### DATA LISTING

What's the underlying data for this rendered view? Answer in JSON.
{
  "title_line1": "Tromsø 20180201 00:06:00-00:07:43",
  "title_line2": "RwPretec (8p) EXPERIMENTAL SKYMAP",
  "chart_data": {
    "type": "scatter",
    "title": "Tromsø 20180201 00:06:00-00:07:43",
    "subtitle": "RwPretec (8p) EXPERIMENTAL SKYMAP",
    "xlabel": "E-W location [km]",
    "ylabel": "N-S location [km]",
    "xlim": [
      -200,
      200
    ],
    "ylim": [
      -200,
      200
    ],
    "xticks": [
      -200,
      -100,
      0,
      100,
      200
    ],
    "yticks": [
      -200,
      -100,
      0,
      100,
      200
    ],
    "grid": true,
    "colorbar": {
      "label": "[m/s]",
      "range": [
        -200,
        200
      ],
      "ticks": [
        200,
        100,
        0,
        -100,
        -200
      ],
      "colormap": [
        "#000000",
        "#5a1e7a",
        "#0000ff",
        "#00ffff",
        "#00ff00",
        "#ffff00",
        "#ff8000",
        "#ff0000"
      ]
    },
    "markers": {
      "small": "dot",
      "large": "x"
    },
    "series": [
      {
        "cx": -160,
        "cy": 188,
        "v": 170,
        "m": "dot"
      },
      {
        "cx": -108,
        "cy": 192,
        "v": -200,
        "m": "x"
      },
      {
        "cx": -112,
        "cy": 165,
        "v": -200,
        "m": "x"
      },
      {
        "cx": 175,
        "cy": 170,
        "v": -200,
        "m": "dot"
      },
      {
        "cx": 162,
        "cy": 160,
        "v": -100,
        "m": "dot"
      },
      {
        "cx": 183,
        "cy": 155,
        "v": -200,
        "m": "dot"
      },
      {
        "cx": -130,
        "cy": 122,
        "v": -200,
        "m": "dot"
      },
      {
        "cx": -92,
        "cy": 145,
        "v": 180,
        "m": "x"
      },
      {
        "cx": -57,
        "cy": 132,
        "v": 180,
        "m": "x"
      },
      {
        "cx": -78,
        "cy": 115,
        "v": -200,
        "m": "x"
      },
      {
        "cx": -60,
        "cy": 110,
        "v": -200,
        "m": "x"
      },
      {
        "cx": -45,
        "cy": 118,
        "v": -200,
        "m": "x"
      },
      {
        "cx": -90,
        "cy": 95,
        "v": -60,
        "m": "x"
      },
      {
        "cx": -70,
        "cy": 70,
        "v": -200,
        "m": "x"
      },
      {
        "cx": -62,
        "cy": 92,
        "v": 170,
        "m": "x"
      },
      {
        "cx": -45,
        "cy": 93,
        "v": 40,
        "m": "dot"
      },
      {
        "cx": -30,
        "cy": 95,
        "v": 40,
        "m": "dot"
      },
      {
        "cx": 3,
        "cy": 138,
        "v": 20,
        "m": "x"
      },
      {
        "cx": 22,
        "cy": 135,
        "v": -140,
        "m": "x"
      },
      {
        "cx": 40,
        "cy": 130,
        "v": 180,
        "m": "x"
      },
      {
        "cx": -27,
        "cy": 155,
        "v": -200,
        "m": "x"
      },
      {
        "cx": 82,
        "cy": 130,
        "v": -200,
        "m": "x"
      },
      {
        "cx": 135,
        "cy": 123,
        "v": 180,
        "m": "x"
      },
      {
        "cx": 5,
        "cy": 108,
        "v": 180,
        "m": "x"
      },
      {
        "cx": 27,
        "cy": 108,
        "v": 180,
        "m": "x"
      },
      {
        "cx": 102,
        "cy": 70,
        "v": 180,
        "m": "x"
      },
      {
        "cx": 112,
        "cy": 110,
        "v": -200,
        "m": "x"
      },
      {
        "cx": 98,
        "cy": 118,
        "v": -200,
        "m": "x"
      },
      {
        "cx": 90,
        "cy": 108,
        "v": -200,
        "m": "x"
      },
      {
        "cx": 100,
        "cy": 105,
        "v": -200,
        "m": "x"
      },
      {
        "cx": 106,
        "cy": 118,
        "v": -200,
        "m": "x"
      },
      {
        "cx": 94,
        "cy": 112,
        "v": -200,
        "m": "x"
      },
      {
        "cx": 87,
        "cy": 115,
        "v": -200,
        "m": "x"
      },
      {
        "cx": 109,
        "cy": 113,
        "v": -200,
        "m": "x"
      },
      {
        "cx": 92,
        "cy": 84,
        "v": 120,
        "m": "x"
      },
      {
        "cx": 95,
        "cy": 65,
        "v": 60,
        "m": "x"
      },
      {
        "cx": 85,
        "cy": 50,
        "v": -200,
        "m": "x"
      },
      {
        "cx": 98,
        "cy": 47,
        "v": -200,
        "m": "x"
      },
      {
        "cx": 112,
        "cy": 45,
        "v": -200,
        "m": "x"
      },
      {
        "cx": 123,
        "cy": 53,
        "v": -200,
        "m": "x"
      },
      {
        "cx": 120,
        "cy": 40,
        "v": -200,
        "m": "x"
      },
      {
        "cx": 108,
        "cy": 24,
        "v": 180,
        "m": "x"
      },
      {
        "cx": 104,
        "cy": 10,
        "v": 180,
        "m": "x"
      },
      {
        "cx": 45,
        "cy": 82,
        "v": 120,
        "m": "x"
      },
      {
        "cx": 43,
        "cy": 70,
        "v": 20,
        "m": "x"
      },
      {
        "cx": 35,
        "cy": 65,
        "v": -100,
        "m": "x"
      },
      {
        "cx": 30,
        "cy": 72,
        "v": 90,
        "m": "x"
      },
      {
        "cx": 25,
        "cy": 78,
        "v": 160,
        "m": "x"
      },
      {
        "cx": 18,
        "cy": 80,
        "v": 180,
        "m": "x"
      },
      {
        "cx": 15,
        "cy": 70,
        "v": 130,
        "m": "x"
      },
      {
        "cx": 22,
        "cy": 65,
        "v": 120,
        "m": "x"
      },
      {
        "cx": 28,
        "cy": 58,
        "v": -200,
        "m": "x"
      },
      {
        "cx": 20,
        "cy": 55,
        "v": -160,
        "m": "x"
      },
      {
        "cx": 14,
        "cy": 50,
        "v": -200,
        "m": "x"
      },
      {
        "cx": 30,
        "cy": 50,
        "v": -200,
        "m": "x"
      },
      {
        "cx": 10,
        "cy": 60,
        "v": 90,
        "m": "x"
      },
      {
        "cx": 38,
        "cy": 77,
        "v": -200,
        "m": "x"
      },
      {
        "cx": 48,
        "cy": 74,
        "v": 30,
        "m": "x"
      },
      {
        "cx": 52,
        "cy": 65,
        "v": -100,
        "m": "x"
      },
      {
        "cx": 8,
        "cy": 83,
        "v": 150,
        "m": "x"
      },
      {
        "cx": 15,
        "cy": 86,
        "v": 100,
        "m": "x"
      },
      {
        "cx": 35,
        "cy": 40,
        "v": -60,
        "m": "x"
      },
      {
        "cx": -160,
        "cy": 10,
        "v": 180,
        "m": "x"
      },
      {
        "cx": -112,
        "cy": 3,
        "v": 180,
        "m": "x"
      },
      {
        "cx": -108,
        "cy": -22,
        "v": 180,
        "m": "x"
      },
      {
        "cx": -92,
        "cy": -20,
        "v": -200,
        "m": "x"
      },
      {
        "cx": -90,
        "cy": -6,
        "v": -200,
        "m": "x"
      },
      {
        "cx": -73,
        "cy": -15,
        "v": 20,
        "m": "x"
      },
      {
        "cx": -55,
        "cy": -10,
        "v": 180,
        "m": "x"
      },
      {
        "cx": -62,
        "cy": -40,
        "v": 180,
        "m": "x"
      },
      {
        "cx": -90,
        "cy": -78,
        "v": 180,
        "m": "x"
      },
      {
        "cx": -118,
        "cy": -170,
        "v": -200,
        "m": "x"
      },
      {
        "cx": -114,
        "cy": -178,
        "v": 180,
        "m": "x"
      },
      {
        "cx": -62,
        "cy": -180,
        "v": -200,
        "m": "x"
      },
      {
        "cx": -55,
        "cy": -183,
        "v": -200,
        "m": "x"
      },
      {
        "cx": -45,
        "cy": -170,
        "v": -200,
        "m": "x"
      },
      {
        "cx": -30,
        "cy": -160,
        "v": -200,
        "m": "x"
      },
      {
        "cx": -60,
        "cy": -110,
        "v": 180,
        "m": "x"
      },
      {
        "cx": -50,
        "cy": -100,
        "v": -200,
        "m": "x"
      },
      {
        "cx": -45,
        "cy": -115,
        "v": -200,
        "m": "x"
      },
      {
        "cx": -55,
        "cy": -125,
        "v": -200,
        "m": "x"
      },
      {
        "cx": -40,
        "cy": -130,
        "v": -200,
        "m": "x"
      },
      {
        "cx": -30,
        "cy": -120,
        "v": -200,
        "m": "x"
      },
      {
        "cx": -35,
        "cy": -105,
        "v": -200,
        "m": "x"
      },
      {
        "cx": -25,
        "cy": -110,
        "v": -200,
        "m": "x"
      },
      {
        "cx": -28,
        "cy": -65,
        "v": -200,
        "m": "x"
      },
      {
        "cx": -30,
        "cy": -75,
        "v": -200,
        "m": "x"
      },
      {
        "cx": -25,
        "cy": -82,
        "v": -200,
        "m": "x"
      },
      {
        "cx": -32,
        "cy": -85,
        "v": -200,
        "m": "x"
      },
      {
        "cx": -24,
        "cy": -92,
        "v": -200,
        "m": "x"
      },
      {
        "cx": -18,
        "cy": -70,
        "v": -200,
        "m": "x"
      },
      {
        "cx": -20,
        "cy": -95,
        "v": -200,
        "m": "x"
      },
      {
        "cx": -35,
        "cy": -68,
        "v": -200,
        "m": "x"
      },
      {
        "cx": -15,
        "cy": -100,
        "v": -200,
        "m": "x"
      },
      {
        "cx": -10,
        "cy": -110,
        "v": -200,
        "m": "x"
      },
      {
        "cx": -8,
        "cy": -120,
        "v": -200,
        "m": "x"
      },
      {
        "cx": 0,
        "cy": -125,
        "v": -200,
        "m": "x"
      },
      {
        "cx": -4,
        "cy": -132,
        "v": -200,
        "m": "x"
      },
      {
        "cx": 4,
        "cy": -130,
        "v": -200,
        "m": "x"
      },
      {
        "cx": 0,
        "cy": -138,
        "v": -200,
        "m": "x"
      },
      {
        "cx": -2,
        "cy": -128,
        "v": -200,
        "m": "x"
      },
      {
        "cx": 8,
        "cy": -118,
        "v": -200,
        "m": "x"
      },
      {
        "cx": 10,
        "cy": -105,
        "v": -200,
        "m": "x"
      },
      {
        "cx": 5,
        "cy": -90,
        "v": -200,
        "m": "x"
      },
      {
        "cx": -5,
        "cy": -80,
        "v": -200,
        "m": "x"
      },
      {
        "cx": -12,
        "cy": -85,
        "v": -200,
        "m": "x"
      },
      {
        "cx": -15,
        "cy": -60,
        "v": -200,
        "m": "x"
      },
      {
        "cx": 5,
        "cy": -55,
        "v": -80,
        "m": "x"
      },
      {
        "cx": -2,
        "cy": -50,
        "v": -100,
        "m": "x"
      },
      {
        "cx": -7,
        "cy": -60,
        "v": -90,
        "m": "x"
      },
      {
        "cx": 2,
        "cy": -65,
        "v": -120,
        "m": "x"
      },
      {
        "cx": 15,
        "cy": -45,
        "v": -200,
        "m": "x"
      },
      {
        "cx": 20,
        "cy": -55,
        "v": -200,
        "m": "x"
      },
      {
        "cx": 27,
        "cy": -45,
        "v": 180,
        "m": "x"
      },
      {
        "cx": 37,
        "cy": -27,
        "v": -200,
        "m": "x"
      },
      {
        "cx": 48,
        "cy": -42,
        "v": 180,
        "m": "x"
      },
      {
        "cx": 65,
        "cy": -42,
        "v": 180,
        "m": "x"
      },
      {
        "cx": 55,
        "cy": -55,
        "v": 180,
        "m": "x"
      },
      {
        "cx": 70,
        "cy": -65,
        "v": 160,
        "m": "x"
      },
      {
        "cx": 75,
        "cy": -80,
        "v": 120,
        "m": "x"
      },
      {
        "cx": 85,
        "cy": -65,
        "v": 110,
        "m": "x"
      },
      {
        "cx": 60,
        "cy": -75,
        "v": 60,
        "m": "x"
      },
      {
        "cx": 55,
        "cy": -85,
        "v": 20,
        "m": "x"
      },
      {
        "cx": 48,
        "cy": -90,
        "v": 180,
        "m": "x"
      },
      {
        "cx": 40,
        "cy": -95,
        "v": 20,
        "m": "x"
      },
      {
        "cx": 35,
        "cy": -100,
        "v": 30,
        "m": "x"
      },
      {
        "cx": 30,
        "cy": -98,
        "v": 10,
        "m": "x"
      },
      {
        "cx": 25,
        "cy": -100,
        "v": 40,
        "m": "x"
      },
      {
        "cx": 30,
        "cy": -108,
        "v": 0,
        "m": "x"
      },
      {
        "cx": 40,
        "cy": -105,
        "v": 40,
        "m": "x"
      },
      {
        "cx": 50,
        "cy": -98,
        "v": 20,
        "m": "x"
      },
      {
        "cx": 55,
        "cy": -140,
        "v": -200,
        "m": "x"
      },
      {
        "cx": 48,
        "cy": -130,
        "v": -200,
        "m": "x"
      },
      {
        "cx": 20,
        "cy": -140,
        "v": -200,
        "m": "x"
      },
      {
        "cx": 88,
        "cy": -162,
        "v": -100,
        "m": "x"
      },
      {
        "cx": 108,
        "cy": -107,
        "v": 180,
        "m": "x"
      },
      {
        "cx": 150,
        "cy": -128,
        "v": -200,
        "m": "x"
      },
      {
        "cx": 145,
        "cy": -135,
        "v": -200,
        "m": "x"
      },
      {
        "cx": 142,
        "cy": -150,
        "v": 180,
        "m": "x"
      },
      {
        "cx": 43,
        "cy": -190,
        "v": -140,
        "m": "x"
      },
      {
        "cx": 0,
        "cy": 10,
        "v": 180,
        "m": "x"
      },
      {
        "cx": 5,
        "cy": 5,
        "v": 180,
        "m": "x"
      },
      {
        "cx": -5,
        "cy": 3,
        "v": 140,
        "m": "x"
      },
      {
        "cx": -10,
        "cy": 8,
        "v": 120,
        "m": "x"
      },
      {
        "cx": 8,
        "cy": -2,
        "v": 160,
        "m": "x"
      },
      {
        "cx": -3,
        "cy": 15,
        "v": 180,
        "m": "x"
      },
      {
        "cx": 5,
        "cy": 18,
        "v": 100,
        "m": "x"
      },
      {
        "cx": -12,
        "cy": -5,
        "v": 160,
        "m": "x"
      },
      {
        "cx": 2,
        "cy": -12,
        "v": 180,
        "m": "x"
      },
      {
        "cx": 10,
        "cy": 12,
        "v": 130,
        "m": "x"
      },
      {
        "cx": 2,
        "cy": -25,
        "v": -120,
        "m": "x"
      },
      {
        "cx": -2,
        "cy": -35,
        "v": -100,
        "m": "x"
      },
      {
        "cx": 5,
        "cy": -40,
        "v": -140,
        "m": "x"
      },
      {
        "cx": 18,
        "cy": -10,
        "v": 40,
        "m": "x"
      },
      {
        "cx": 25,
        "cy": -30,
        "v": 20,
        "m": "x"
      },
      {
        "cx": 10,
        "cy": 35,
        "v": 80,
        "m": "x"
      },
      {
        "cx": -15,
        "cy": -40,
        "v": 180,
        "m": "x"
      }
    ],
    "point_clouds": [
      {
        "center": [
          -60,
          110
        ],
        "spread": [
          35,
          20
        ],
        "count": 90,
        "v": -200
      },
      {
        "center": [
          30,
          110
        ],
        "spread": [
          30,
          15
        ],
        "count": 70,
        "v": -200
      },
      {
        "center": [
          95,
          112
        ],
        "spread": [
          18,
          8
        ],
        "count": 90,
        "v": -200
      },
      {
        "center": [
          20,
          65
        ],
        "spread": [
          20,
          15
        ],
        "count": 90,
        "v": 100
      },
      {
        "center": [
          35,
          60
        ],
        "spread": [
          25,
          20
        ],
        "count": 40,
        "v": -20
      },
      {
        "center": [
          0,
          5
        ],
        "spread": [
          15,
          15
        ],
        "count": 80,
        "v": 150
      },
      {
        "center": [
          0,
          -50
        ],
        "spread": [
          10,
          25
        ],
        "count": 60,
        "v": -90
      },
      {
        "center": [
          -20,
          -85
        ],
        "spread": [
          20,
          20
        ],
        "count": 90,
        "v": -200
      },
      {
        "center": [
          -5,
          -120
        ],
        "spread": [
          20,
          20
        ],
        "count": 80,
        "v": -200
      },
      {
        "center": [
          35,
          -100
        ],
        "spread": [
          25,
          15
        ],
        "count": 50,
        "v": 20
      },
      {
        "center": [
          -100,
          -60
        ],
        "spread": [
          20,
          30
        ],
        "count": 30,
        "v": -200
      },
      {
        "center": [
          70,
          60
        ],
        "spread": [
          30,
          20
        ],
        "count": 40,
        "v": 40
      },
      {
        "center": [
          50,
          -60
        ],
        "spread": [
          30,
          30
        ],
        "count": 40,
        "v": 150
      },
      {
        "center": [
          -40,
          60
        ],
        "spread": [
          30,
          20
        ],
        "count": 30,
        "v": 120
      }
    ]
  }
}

######

• [WHAT YOU HAVE TO DO]:
Search the records for the string "EXPERIMENTAL" and return every line in which it occurs.

• [FINISHED ANSWER]:
  "title_line2": "RwPretec (8p) EXPERIMENTAL SKYMAP",
    "subtitle": "RwPretec (8p) EXPERIMENTAL SKYMAP",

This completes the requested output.